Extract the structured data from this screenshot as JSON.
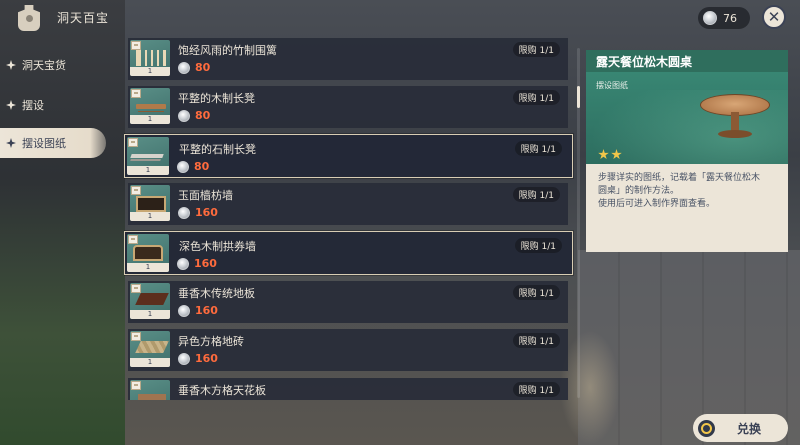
{
  "header": {
    "title": "洞天百宝",
    "currency_amount": "76",
    "close_symbol": "✕"
  },
  "sidebar": {
    "items": [
      {
        "label": "洞天宝货",
        "active": false
      },
      {
        "label": "摆设",
        "active": false
      },
      {
        "label": "摆设图纸",
        "active": true
      }
    ]
  },
  "shop_list": {
    "items": [
      {
        "name": "饱经风雨的竹制围篱",
        "price": "80",
        "limit": "限购 1/1",
        "count": "1",
        "art": "fence",
        "highlight": false
      },
      {
        "name": "平整的木制长凳",
        "price": "80",
        "limit": "限购 1/1",
        "count": "1",
        "art": "bench",
        "highlight": false
      },
      {
        "name": "平整的石制长凳",
        "price": "80",
        "limit": "限购 1/1",
        "count": "1",
        "art": "stone",
        "highlight": true
      },
      {
        "name": "玉面樯枋墙",
        "price": "160",
        "limit": "限购 1/1",
        "count": "1",
        "art": "wall",
        "highlight": false
      },
      {
        "name": "深色木制拱券墙",
        "price": "160",
        "limit": "限购 1/1",
        "count": "1",
        "art": "arch",
        "highlight": true
      },
      {
        "name": "垂香木传统地板",
        "price": "160",
        "limit": "限购 1/1",
        "count": "1",
        "art": "floor1",
        "highlight": false
      },
      {
        "name": "异色方格地砖",
        "price": "160",
        "limit": "限购 1/1",
        "count": "1",
        "art": "floor2",
        "highlight": false
      },
      {
        "name": "垂香木方格天花板",
        "price": "",
        "limit": "限购 1/1",
        "count": "1",
        "art": "floor3",
        "highlight": false
      }
    ]
  },
  "detail": {
    "title": "露天餐位松木圆桌",
    "type_label": "摆设图纸",
    "star_count": 2,
    "description_lines": [
      "步骤详实的图纸，记载着「露天餐位松木",
      "圆桌」的制作方法。",
      "使用后可进入制作界面查看。"
    ]
  },
  "footer": {
    "exchange_label": "兑换"
  },
  "colors": {
    "accent_green": "#3b8c78",
    "price_red": "#ff6b3d",
    "cream": "#ece5d8",
    "star_gold": "#f2c64a"
  },
  "icons": {
    "bag": "bag-icon",
    "coin": "coin-icon",
    "close": "close-icon",
    "menu_star": "four-point-star-icon",
    "rarity_star": "star-icon"
  }
}
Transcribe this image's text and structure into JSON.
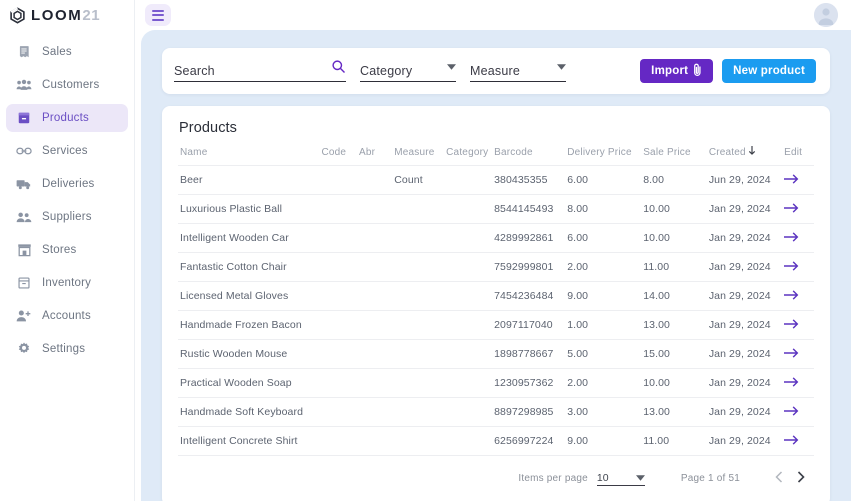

-=-=-

→ REQUIRED WORK
Leave out the pictures and copy the rest of the material above exactly.

→ EXERCISE SOLUTION
Extract the structured data from this screenshot as JSON.
{
  "header": {
    "title": "洞天百宝",
    "currency_amount": "76",
    "close_symbol": "✕"
  },
  "sidebar": {
    "items": [
      {
        "label": "洞天宝货",
        "active": false
      },
      {
        "label": "摆设",
        "active": false
      },
      {
        "label": "摆设图纸",
        "active": true
      }
    ]
  },
  "shop_list": {
    "items": [
      {
        "name": "饱经风雨的竹制围篱",
        "price": "80",
        "limit": "限购 1/1",
        "count": "1",
        "art": "fence",
        "highlight": false
      },
      {
        "name": "平整的木制长凳",
        "price": "80",
        "limit": "限购 1/1",
        "count": "1",
        "art": "bench",
        "highlight": false
      },
      {
        "name": "平整的石制长凳",
        "price": "80",
        "limit": "限购 1/1",
        "count": "1",
        "art": "stone",
        "highlight": true
      },
      {
        "name": "玉面樯枋墙",
        "price": "160",
        "limit": "限购 1/1",
        "count": "1",
        "art": "wall",
        "highlight": false
      },
      {
        "name": "深色木制拱券墙",
        "price": "160",
        "limit": "限购 1/1",
        "count": "1",
        "art": "arch",
        "highlight": true
      },
      {
        "name": "垂香木传统地板",
        "price": "160",
        "limit": "限购 1/1",
        "count": "1",
        "art": "floor1",
        "highlight": false
      },
      {
        "name": "异色方格地砖",
        "price": "160",
        "limit": "限购 1/1",
        "count": "1",
        "art": "floor2",
        "highlight": false
      },
      {
        "name": "垂香木方格天花板",
        "price": "",
        "limit": "限购 1/1",
        "count": "1",
        "art": "floor3",
        "highlight": false
      }
    ]
  },
  "detail": {
    "title": "露天餐位松木圆桌",
    "type_label": "摆设图纸",
    "star_count": 2,
    "description_lines": [
      "步骤详实的图纸，记载着「露天餐位松木",
      "圆桌」的制作方法。",
      "使用后可进入制作界面查看。"
    ]
  },
  "footer": {
    "exchange_label": "兑换"
  },
  "colors": {
    "accent_green": "#3b8c78",
    "price_red": "#ff6b3d",
    "cream": "#ece5d8",
    "star_gold": "#f2c64a"
  },
  "icons": {
    "bag": "bag-icon",
    "coin": "coin-icon",
    "close": "close-icon",
    "menu_star": "four-point-star-icon",
    "rarity_star": "star-icon"
  }
}
Transcribe this image's text and structure into JSON.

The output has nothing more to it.